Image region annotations
◆ ◆ ◆ ◆ ◆ ◆ ◆

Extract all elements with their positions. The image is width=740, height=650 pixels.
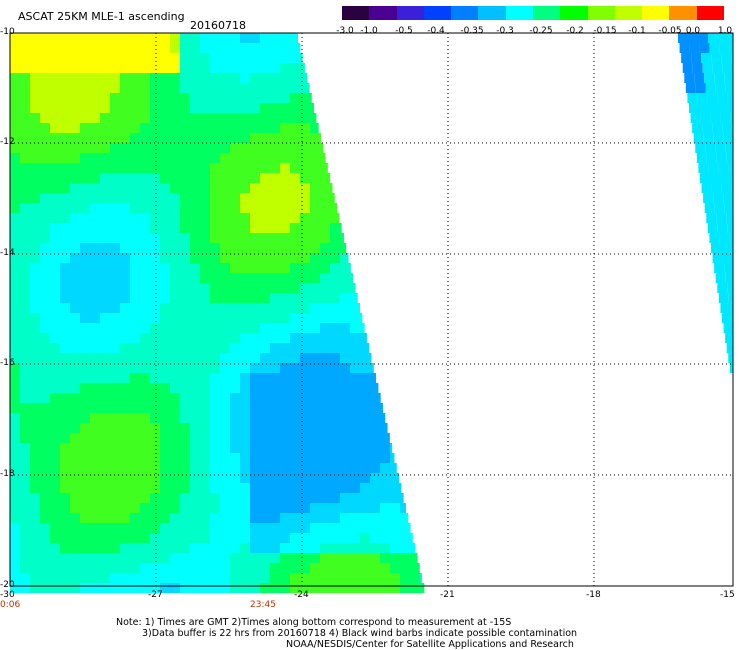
footnotes: Note: 1) Times are GMT 2)Times along bot… xyxy=(116,617,577,650)
colorbar-label: -0.1 xyxy=(628,26,646,36)
colorbar-swatch xyxy=(342,6,370,20)
swath-data xyxy=(10,33,733,593)
longitude-label: -18 xyxy=(586,590,601,600)
colorbar-swatch xyxy=(396,6,424,20)
colorbar-label: -0.05 xyxy=(658,26,682,36)
product-title: ASCAT 25KM MLE-1 ascending xyxy=(18,10,185,23)
longitude-label: -15 xyxy=(720,590,735,600)
note-line-1: Note: 1) Times are GMT 2)Times along bot… xyxy=(116,617,512,628)
colorbar-labels: -3.0 -1.0 -0.5 -0.4 -0.35 -0.3 -0.25 -0.2 -0.15 -… xyxy=(330,26,735,38)
colorbar-label: -0.5 xyxy=(395,26,413,36)
colorbar-swatch xyxy=(669,6,697,20)
colorbar-label: -0.25 xyxy=(529,26,553,36)
note-line-3: NOAA/NESDIS/Center for Satellite Applica… xyxy=(286,639,574,650)
product-date: 20160718 xyxy=(190,19,246,32)
colorbar-swatch xyxy=(451,6,479,20)
colorbar-label: -0.2 xyxy=(566,26,584,36)
lat-lon-grid xyxy=(10,33,733,586)
colorbar-label: -0.15 xyxy=(593,26,617,36)
note-line-2: 3)Data buffer is 22 hrs from 20160718 4)… xyxy=(142,628,578,639)
map-frame xyxy=(9,32,734,587)
colorbar-swatch xyxy=(505,6,533,20)
swath-map xyxy=(9,32,734,593)
colorbar xyxy=(342,6,724,20)
colorbar-swatch xyxy=(614,6,643,20)
colorbar-swatch xyxy=(587,6,615,20)
longitude-label: -27 xyxy=(148,590,163,600)
colorbar-swatch xyxy=(560,6,588,20)
colorbar-label: -0.3 xyxy=(496,26,514,36)
colorbar-label: -1.0 xyxy=(360,26,378,36)
latitude-label: -18 xyxy=(0,469,15,479)
colorbar-swatch xyxy=(642,6,670,20)
latitude-label: -20 xyxy=(0,580,15,590)
longitude-label: -21 xyxy=(440,590,455,600)
time-label-start: 0:06 xyxy=(0,600,21,610)
latitude-label: -10 xyxy=(0,27,15,37)
latitude-label: -14 xyxy=(0,248,15,258)
latitude-label: -16 xyxy=(0,358,15,368)
colorbar-label: -0.4 xyxy=(427,26,445,36)
colorbar-swatch xyxy=(423,6,452,20)
colorbar-label: 1.0 xyxy=(717,26,733,36)
latitude-label: -12 xyxy=(0,137,15,147)
colorbar-swatch xyxy=(696,6,724,20)
time-label-end: 23:45 xyxy=(250,600,276,610)
colorbar-swatch xyxy=(478,6,506,20)
colorbar-swatch xyxy=(532,6,561,20)
longitude-label: -24 xyxy=(294,590,309,600)
longitude-label: -30 xyxy=(0,590,15,600)
colorbar-label: -3.0 xyxy=(336,26,354,36)
colorbar-label: 0.0 xyxy=(685,26,701,36)
colorbar-label: -0.35 xyxy=(460,26,484,36)
colorbar-swatch xyxy=(369,6,397,20)
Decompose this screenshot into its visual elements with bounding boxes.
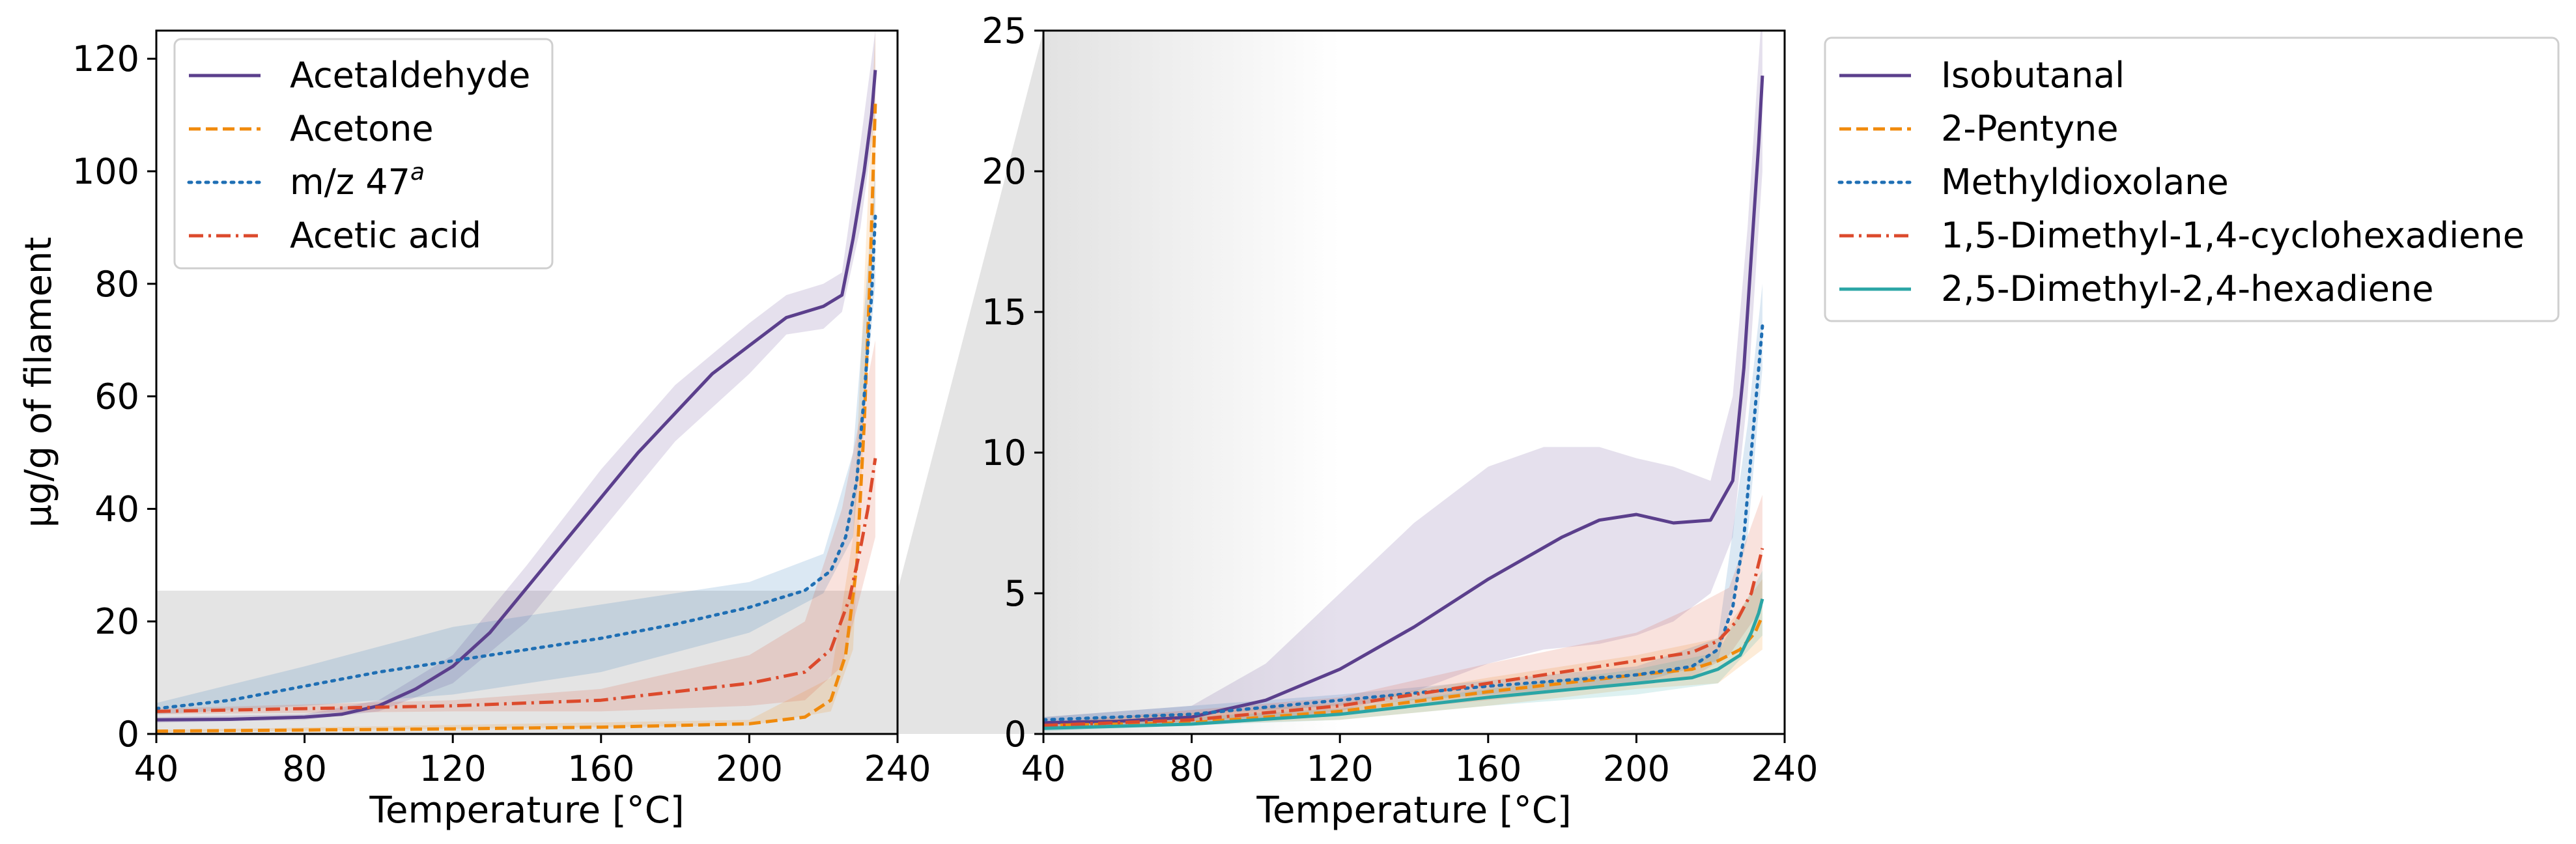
series-1-5-dimethyl-1-4-cyclohexadiene [1043, 548, 1764, 727]
y-tick-label: 5 [1004, 573, 1026, 614]
series-methyldioxolane [1043, 324, 1764, 722]
x-tick-label: 40 [134, 748, 179, 789]
y-tick-label: 60 [94, 376, 139, 417]
x-tick-label: 120 [419, 748, 487, 789]
y-tick-label: 10 [982, 432, 1026, 473]
y-tick-label: 120 [72, 38, 139, 79]
x-axis-label: Temperature [°C] [369, 789, 684, 832]
plot-frame [155, 29, 899, 735]
band-2-5-dimethyl-2-4-hexadiene [1043, 570, 1762, 731]
y-tick-label: 20 [982, 151, 1026, 192]
y-tick-label: 15 [982, 292, 1026, 333]
x-tick-label: 80 [1169, 748, 1214, 789]
legend-entry: Acetic acid [290, 215, 481, 256]
chart-right: 40 80 120 160 200 240 0 5 10 15 20 25 Temperature [… [982, 10, 2560, 832]
band-acetaldehyde [156, 31, 875, 723]
series-acetaldehyde [156, 70, 877, 722]
legend-entry: 2-Pentyne [1941, 108, 2119, 149]
y-tick-label: 100 [72, 151, 139, 192]
legend-entry: 2,5-Dimethyl-2,4-hexadiene [1941, 268, 2433, 309]
legend-entry: Acetaldehyde [290, 55, 530, 96]
x-tick-label: 200 [716, 748, 783, 789]
x-tick-label: 200 [1603, 748, 1670, 789]
x-tick-label: 240 [1751, 748, 1818, 789]
legend-entry: m/z 47 [290, 162, 410, 203]
x-tick-label: 160 [567, 748, 634, 789]
band-isobutanal [1043, 31, 1762, 729]
band-1-5-dimethyl-1-4-cyclohexadiene [1043, 494, 1762, 729]
legend: Acetaldehyde Acetone m/z 47a Acetic acid [173, 38, 554, 270]
svg-text:m/z 47a: m/z 47a [290, 159, 425, 203]
chart-left: 40 80 120 160 200 240 0 20 40 60 80 100 120 Temperat… [18, 29, 931, 832]
band-2-pentyne [1043, 579, 1762, 729]
x-axis-label: Temperature [°C] [1256, 789, 1571, 832]
series-m-z-47 [156, 214, 877, 710]
legend-entry: Isobutanal [1941, 55, 2125, 96]
zoom-connector [898, 31, 1043, 734]
legend-entry: Methyldioxolane [1941, 162, 2229, 203]
series-isobutanal [1043, 75, 1764, 725]
x-tick-label: 40 [1021, 748, 1066, 789]
plot-frame [1042, 29, 1786, 735]
x-tick-label: 80 [282, 748, 327, 789]
y-axis-label: µg/g of filament [18, 237, 60, 528]
x-tick-label: 120 [1307, 748, 1374, 789]
x-tick-label: 160 [1454, 748, 1522, 789]
zoom-gradient [1043, 31, 1785, 734]
legend: Isobutanal 2-Pentyne Methyldioxolane 1,5… [1824, 36, 2560, 322]
y-tick-label: 25 [982, 10, 1026, 51]
series-2-5-dimethyl-2-4-hexadiene [1043, 598, 1764, 730]
legend-entry: Acetone [290, 108, 434, 149]
y-tick-label: 20 [94, 601, 139, 642]
series-acetic-acid [156, 458, 877, 713]
y-tick-label: 80 [94, 264, 139, 305]
x-tick-label: 240 [864, 748, 931, 789]
y-tick-label: 0 [1004, 714, 1026, 755]
y-tick-label: 0 [117, 714, 139, 755]
legend-entry: 1,5-Dimethyl-1,4-cyclohexadiene [1941, 215, 2525, 256]
band-acetic-acid [156, 340, 875, 714]
legend-superscript: a [410, 159, 425, 186]
y-tick-label: 40 [94, 488, 139, 529]
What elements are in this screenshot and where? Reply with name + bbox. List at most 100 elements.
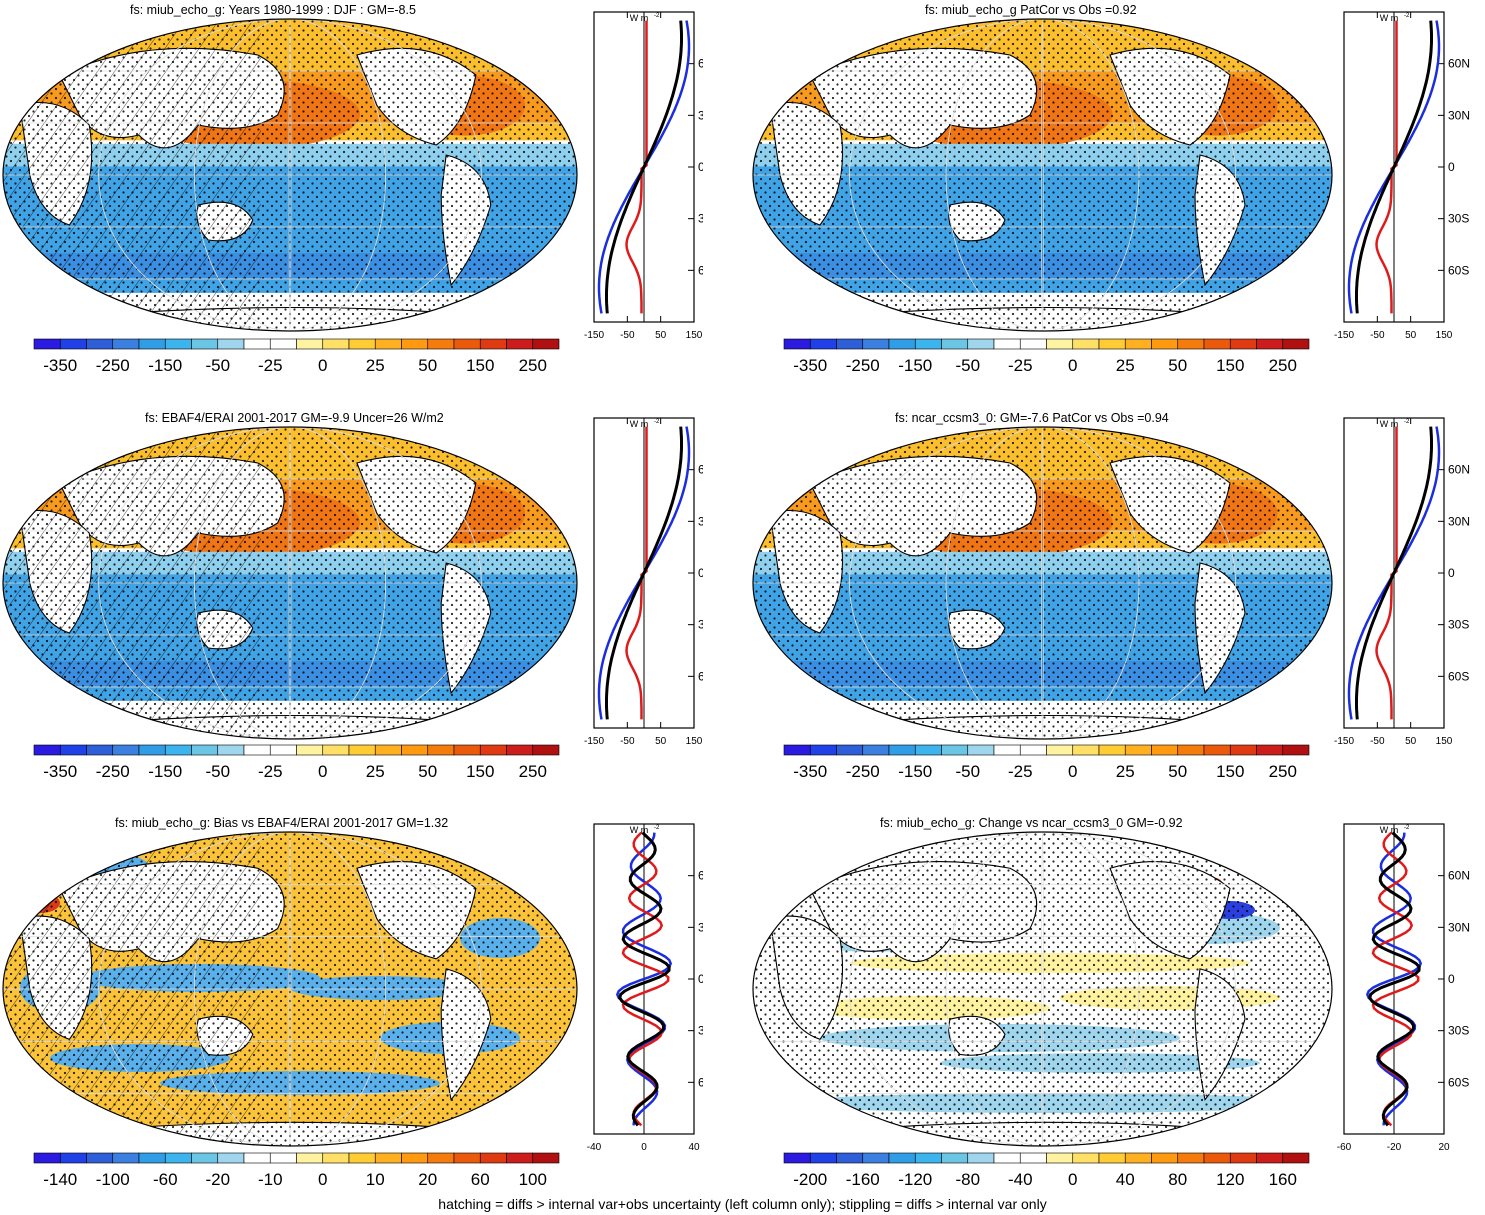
colorbar-swatch <box>348 338 376 350</box>
colorbar-swatch <box>862 338 890 350</box>
colorbar-swatch <box>348 1152 376 1164</box>
colorbar-tick-label: 25 <box>366 762 385 781</box>
colorbar-tick-label: -10 <box>258 1170 283 1189</box>
colorbar-tick-label: 0 <box>318 1170 327 1189</box>
panel-3-map <box>2 426 578 740</box>
colorbar-swatch <box>1203 744 1231 756</box>
colorbar-swatch <box>138 338 166 350</box>
colorbar-swatch <box>1046 1152 1074 1164</box>
colorbar-swatch <box>967 744 995 756</box>
colorbar-tick-label: 0 <box>318 762 327 781</box>
profile-x-tick-label: 20 <box>1438 1142 1450 1153</box>
colorbar-swatch <box>164 1152 192 1164</box>
colorbar-swatch <box>374 338 402 350</box>
colorbar-tick-label: 40 <box>1116 1170 1135 1189</box>
colorbar-swatch <box>112 338 140 350</box>
profile-unit: W m <box>1380 825 1399 835</box>
panel-4-profile: W m -2 60N 30N 0 30S 60S -150 -50 50 150 <box>1334 417 1470 747</box>
colorbar-swatch <box>1256 1152 1284 1164</box>
lat-tick-label: 30S <box>1448 212 1469 226</box>
colorbar-swatch <box>783 338 811 350</box>
colorbar-tick-label: 50 <box>1168 762 1187 781</box>
lat-tick-label: 30S <box>698 618 703 632</box>
colorbar-swatch <box>1124 338 1152 350</box>
colorbar-tick-label: 25 <box>366 356 385 375</box>
colorbar-swatch <box>1098 744 1126 756</box>
colorbar-tick-label: -150 <box>898 762 932 781</box>
colorbar-swatch <box>1203 338 1231 350</box>
colorbar-swatch <box>217 338 245 350</box>
colorbar-tick-label: -250 <box>96 762 130 781</box>
colorbar-swatch <box>809 744 837 756</box>
colorbar-swatch <box>1229 1152 1257 1164</box>
profile-x-tick-label: -150 <box>1334 330 1354 341</box>
colorbar-swatch <box>1098 1152 1126 1164</box>
colorbar-swatch <box>322 744 350 756</box>
profile-x-tick-label: -150 <box>584 330 604 341</box>
colorbar-swatch <box>862 744 890 756</box>
colorbar-swatch <box>269 338 297 350</box>
colorbar-swatch <box>506 744 534 756</box>
colorbar-tick-label: -50 <box>955 762 980 781</box>
colorbar-tick-label: 100 <box>519 1170 547 1189</box>
colorbar-swatch <box>112 1152 140 1164</box>
lat-tick-label: 60S <box>1448 669 1469 683</box>
colorbar-tick-label: 160 <box>1269 1170 1297 1189</box>
colorbar-tick-label: -250 <box>846 762 880 781</box>
panel-6-title: fs: miub_echo_g: Change vs ncar_ccsm3_0 … <box>880 816 1183 830</box>
colorbar-swatch <box>941 744 969 756</box>
colorbar-swatch <box>836 1152 864 1164</box>
colorbar-swatch <box>479 1152 507 1164</box>
panel-4-map <box>752 426 1333 740</box>
colorbar-tick-label: -350 <box>43 356 77 375</box>
colorbar-swatch <box>427 338 455 350</box>
panel-3-profile: W m -2 60N 30N 0 30S 60S -150 -50 50 150 <box>584 417 703 747</box>
colorbar-swatch <box>993 338 1021 350</box>
panel-2-map <box>752 18 1333 332</box>
panel-6-map <box>752 831 1333 1147</box>
lat-tick-label: 0 <box>1448 972 1455 986</box>
profile-unit: W m <box>630 419 649 429</box>
colorbar-tick-label: -150 <box>148 356 182 375</box>
profile-x-tick-label: 50 <box>655 330 667 341</box>
colorbar-tick-label: -25 <box>1008 356 1033 375</box>
colorbar-swatch <box>401 1152 429 1164</box>
lat-tick-label: 60N <box>698 57 703 71</box>
colorbar-tick-label: -25 <box>258 762 283 781</box>
colorbar-swatch <box>322 338 350 350</box>
profile-unit: W m <box>1380 419 1399 429</box>
colorbar-swatch <box>993 1152 1021 1164</box>
panel-1-profile: W m -2 60N 30N 0 30S 60S -150 -50 50 150 <box>584 11 703 341</box>
colorbar-swatch <box>243 744 271 756</box>
colorbar-swatch <box>217 1152 245 1164</box>
colorbar-swatch <box>296 1152 324 1164</box>
colorbar-tick-label: 250 <box>1269 762 1297 781</box>
lat-tick-label: 60S <box>1448 1075 1469 1089</box>
colorbar-swatch <box>1256 338 1284 350</box>
colorbar-tick-label: -150 <box>148 762 182 781</box>
colorbar-swatch <box>479 744 507 756</box>
profile-unit: W m <box>630 825 649 835</box>
panel-1-title: fs: miub_echo_g: Years 1980-1999 : DJF :… <box>130 3 416 17</box>
colorbar-swatch <box>59 744 87 756</box>
colorbar-tick-label: 50 <box>418 762 437 781</box>
colorbar-swatch <box>941 1152 969 1164</box>
profile-x-tick-label: -60 <box>1337 1142 1352 1153</box>
colorbar-tick-label: -150 <box>898 356 932 375</box>
colorbar-tick-label: -80 <box>955 1170 980 1189</box>
profile-black-curve <box>1368 831 1421 1127</box>
profile-unit-exponent: -2 <box>1404 419 1410 425</box>
lat-tick-label: 60N <box>1448 463 1470 477</box>
colorbar-tick-label: -50 <box>205 356 230 375</box>
colorbar-swatch <box>1151 1152 1179 1164</box>
colorbar-swatch <box>453 1152 481 1164</box>
colorbar-tick-label: 150 <box>466 356 494 375</box>
colorbar-tick-label: -40 <box>1008 1170 1033 1189</box>
colorbar-swatch <box>1046 744 1074 756</box>
colorbar-swatch <box>1072 744 1100 756</box>
lat-tick-label: 30S <box>1448 618 1469 632</box>
colorbar-tick-label: 25 <box>1116 356 1135 375</box>
panel-6-colorbar: -200-160-120-80-4004080120160200 <box>783 1152 1310 1189</box>
colorbar-swatch <box>1124 1152 1152 1164</box>
lat-tick-label: 30S <box>1448 1024 1469 1038</box>
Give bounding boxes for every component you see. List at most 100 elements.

◆ ◆ ◆ ◆ ◆ ◆ ◆

## Exercise brief
Copy these lines word for word, beginning at the line that contains "series-1-5-dimethyl-1-4-cyclohexadiene [1043, 548, 1764, 727]" and ending with the line that contains "y-tick-label: 120 [72, 38, 139, 79]".

## Exercise result
series-1-5-dimethyl-1-4-cyclohexadiene [1043, 548, 1764, 727]
y-tick-label: 5 [1004, 573, 1026, 614]
series-methyldioxolane [1043, 324, 1764, 722]
x-tick-label: 40 [134, 748, 179, 789]
y-tick-label: 60 [94, 376, 139, 417]
x-tick-label: 120 [419, 748, 487, 789]
y-tick-label: 10 [982, 432, 1026, 473]
y-tick-label: 120 [72, 38, 139, 79]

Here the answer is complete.